### Selected text
----

It’s been 24 years since Australians last voted in a referendum in 1999. Many students at UTS would have never seen a referendum in their lifetime!

As the Referendum on a Voice to Parliament approaches, Postgraduate Learning Design in partnership with the Faculty of Law set out to create a resource to educate students about the importance and place of referendums in our governmental system. The team produced a short video from the legal perspective to explore this topic, and how it relates to the upcoming Voice to Parliament Referendum.

Video as medium for education and engagement

The script was drafted by Associate Professor Harry Hobbs, who is a constitutional and human rights lawyer, and the video is narrated by Professor Hobbs and other UTS Law experts. It gives an overview of how the Constitution was created and how it can be changed. It then goes into detail about the current proposed change to the Australian constitution, known as the Voice to Parliament. With Professor Hobbs’ script, the PGLD Media Team were given the challenge of producing a video that was both educational and visually engaging.

----

(Box annotation records)
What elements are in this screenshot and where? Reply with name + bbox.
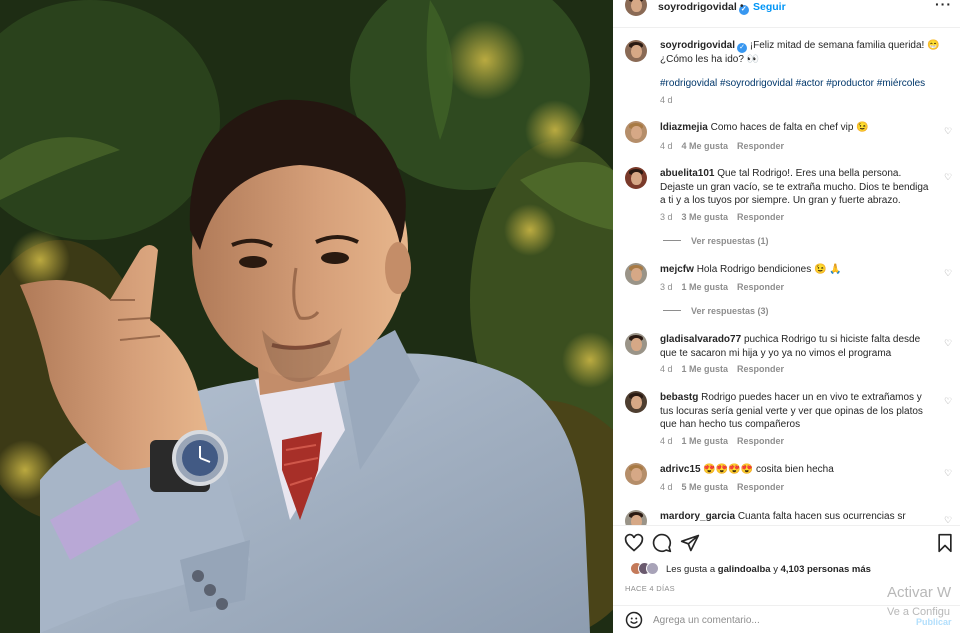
caption: soyrodrigovidal ✓ ¡Feliz mitad de semana …: [660, 39, 945, 67]
comment-time: 3 d: [660, 282, 673, 292]
like-comment-heart-icon[interactable]: ♡: [944, 468, 952, 479]
verified-badge-icon: ✓: [737, 43, 748, 53]
comment-likes[interactable]: 1 Me gusta: [682, 364, 729, 374]
more-options-icon[interactable]: ···: [935, 0, 952, 12]
comment-clipped: mardory_garcia Cuanta falta hacen sus oc…: [613, 505, 960, 525]
comment-username[interactable]: gladisalvarado77: [660, 334, 741, 345]
like-heart-icon[interactable]: [624, 533, 644, 553]
share-paper-plane-icon[interactable]: [680, 533, 700, 553]
like-comment-heart-icon[interactable]: ♡: [944, 172, 952, 183]
comment-meta: 4 d 5 Me gusta Responder: [660, 482, 793, 492]
liker-username[interactable]: galindoalba: [718, 564, 771, 575]
view-replies-button[interactable]: Ver respuestas (1): [663, 236, 769, 246]
comment-meta: 4 d 4 Me gusta Responder: [660, 141, 793, 151]
windows-activation-watermark-sub: Ve a Configu: [887, 606, 950, 618]
comment-likes[interactable]: 4 Me gusta: [682, 141, 729, 151]
save-bookmark-icon[interactable]: [935, 533, 955, 553]
comment-avatar[interactable]: [625, 263, 647, 285]
comment-avatar[interactable]: [625, 391, 647, 413]
comment-text: Rodrigo puedes hacer un en vivo te extra…: [660, 392, 923, 430]
follow-button[interactable]: Seguir: [753, 1, 786, 13]
comment-avatar[interactable]: [625, 463, 647, 485]
comment-meta: 4 d 1 Me gusta Responder: [660, 436, 793, 446]
comment-meta: 4 d 1 Me gusta Responder: [660, 364, 793, 374]
caption-hashtags[interactable]: #rodrigovidal #soyrodrigovidal #actor #p…: [660, 78, 950, 89]
publish-button[interactable]: Publicar: [916, 617, 952, 627]
liker-avatar: [646, 562, 659, 575]
post-header: soyrodrigovidal ✓ • Seguir ···: [613, 0, 960, 28]
comment-text: Hola Rodrigo bendiciones 😉 🙏: [696, 264, 842, 275]
comment-username[interactable]: ldiazmejia: [660, 122, 708, 133]
comment: mardory_garcia Cuanta falta hacen sus oc…: [660, 510, 925, 524]
man-in-suit-photo: [0, 0, 613, 633]
author-avatar[interactable]: [625, 0, 647, 16]
comment-likes[interactable]: 1 Me gusta: [682, 436, 729, 446]
dot-separator: •: [740, 1, 744, 12]
likes-count[interactable]: 4,103 personas más: [781, 564, 871, 575]
caption-username[interactable]: soyrodrigovidal: [660, 40, 735, 51]
comment-bubble-icon[interactable]: [652, 533, 672, 553]
comment: gladisalvarado77 puchica Rodrigo tu si h…: [660, 333, 935, 360]
comment-meta: 3 d 3 Me gusta Responder: [660, 212, 793, 222]
reply-button[interactable]: Responder: [737, 141, 784, 151]
comment-username[interactable]: mardory_garcia: [660, 511, 735, 522]
comment-time: 4 d: [660, 141, 673, 151]
like-comment-heart-icon[interactable]: ♡: [944, 515, 952, 525]
like-comment-heart-icon[interactable]: ♡: [944, 338, 952, 349]
like-comment-heart-icon[interactable]: ♡: [944, 268, 952, 279]
comment-avatar[interactable]: [625, 333, 647, 355]
author-username[interactable]: soyrodrigovidal ✓: [658, 1, 749, 15]
likes-summary[interactable]: Les gusta a galindoalba y 4,103 personas…: [666, 564, 871, 575]
comment-likes[interactable]: 1 Me gusta: [682, 282, 729, 292]
post-age: HACE 4 DÍAS: [625, 584, 675, 593]
comment-username[interactable]: abuelita101: [660, 168, 714, 179]
comment: mejcfw Hola Rodrigo bendiciones 😉 🙏: [660, 263, 925, 277]
smiley-icon[interactable]: [625, 611, 643, 629]
comment: adrivc15 😍😍😍😍 cosita bien hecha: [660, 463, 925, 477]
like-comment-heart-icon[interactable]: ♡: [944, 396, 952, 407]
comment: abuelita101 Que tal Rodrigo!. Eres una b…: [660, 167, 935, 208]
comment-avatar[interactable]: [625, 121, 647, 143]
comment-text: Cuanta falta hacen sus ocurrencias sr: [737, 511, 906, 522]
windows-activation-watermark: Activar W: [887, 584, 952, 601]
post-photo[interactable]: [0, 0, 613, 633]
comment: ldiazmejia Como haces de falta en chef v…: [660, 121, 925, 135]
caption-time: 4 d: [660, 95, 673, 105]
comment-avatar[interactable]: [625, 167, 647, 189]
reply-button[interactable]: Responder: [737, 482, 784, 492]
comment-time: 4 d: [660, 436, 673, 446]
comment-meta: 3 d 1 Me gusta Responder: [660, 282, 793, 292]
reply-button[interactable]: Responder: [737, 364, 784, 374]
comment-time: 4 d: [660, 364, 673, 374]
reply-button[interactable]: Responder: [737, 212, 784, 222]
reply-button[interactable]: Responder: [737, 282, 784, 292]
caption-avatar[interactable]: [625, 40, 647, 62]
like-comment-heart-icon[interactable]: ♡: [944, 126, 952, 137]
post-side-panel: soyrodrigovidal ✓ • Seguir ··· soyrodrigo…: [613, 0, 960, 633]
add-comment-input[interactable]: Agrega un comentario...: [653, 615, 760, 626]
comment-text: 😍😍😍😍 cosita bien hecha: [703, 464, 834, 475]
view-replies-button[interactable]: Ver respuestas (3): [663, 306, 769, 316]
comment-username[interactable]: bebastg: [660, 392, 698, 403]
comment-likes[interactable]: 3 Me gusta: [682, 212, 729, 222]
comment-likes[interactable]: 5 Me gusta: [682, 482, 729, 492]
comment-avatar[interactable]: [625, 510, 647, 525]
comment-username[interactable]: adrivc15: [660, 464, 701, 475]
comment-time: 4 d: [660, 482, 673, 492]
reply-button[interactable]: Responder: [737, 436, 784, 446]
comment: bebastg Rodrigo puedes hacer un en vivo …: [660, 391, 935, 432]
comment-time: 3 d: [660, 212, 673, 222]
comment-username[interactable]: mejcfw: [660, 264, 694, 275]
comment-text: Como haces de falta en chef vip 😉: [710, 122, 869, 133]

----

### Your tasks
[1] Reproduce the portion of the passage about the referendum video that starts with "It’s been 24" and goes on through "to Parliament Referendum.".
[2] Write out the lines of the records that start with the line containing "caption: soyrodrigovidal ✓" and go on through the line containing "like-heart-icon[interactable]: [624, 533, 644, 553]".
The text and the records come from unrelated sources.

### Responses to the tasks
[1]
It’s been 24 years since Australians last voted in a referendum in 1999. Many students at UTS would have never seen a referendum in their lifetime!

As the Referendum on a Voice to Parliament approaches, Postgraduate Learning Design in partnership with the Faculty of Law set out to create a resource to educate students about the importance and place of referendums in our governmental system. The team produced a short video from the legal perspective to explore this topic, and how it relates to the upcoming Voice to Parliament Referendum.

[2]
caption: soyrodrigovidal ✓ ¡Feliz mitad de semana …: [660, 39, 945, 67]
comment-time: 3 d: [660, 282, 673, 292]
like-comment-heart-icon[interactable]: ♡: [944, 468, 952, 479]
verified-badge-icon: ✓: [737, 43, 748, 53]
comment-likes[interactable]: 1 Me gusta: [682, 364, 729, 374]
more-options-icon[interactable]: ···: [935, 0, 952, 12]
comment-clipped: mardory_garcia Cuanta falta hacen sus oc…: [613, 505, 960, 525]
comment-username[interactable]: gladisalvarado77: [660, 334, 741, 345]
like-heart-icon[interactable]: [624, 533, 644, 553]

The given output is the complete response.